◆ **WHAT IS BEING ASKED**: Render the material as a numbered list, starting with its first line and continuing through the line containing "point bbox=[119, 282, 133, 296]", both lines included, with any blank lines left out.

========

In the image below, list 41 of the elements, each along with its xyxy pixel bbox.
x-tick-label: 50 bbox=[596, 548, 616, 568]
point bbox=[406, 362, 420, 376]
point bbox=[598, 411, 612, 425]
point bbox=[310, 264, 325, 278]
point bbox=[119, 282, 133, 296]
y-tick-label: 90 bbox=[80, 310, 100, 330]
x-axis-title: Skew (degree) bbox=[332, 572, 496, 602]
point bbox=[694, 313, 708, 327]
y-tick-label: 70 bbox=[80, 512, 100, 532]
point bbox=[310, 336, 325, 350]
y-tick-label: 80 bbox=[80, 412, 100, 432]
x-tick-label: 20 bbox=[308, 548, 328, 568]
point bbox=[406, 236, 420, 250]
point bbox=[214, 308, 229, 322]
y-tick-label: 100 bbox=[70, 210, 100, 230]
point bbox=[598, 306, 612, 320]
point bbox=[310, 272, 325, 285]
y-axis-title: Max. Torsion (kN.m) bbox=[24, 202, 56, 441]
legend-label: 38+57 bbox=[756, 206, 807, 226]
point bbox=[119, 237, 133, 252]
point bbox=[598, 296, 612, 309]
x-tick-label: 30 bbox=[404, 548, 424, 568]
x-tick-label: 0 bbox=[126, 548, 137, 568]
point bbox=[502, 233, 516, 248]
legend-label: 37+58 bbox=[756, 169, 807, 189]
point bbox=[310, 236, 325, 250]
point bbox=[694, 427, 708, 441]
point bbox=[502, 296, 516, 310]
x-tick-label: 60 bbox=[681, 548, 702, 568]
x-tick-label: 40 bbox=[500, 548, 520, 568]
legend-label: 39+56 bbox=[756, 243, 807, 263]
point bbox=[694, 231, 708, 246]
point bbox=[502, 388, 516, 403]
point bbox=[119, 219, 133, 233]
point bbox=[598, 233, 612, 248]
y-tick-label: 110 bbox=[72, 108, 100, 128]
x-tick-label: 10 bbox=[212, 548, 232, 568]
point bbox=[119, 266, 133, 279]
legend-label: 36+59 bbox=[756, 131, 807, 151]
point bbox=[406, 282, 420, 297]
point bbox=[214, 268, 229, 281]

========

◆ **RESPONSE TO THIS TASK**:
1. In the image below, list 41 of the elements, each along with its xyxy pixel bbox.
2. x-tick-label: 50 bbox=[596, 548, 616, 568]
3. point bbox=[406, 362, 420, 376]
4. point bbox=[598, 411, 612, 425]
5. point bbox=[310, 264, 325, 278]
6. point bbox=[119, 282, 133, 296]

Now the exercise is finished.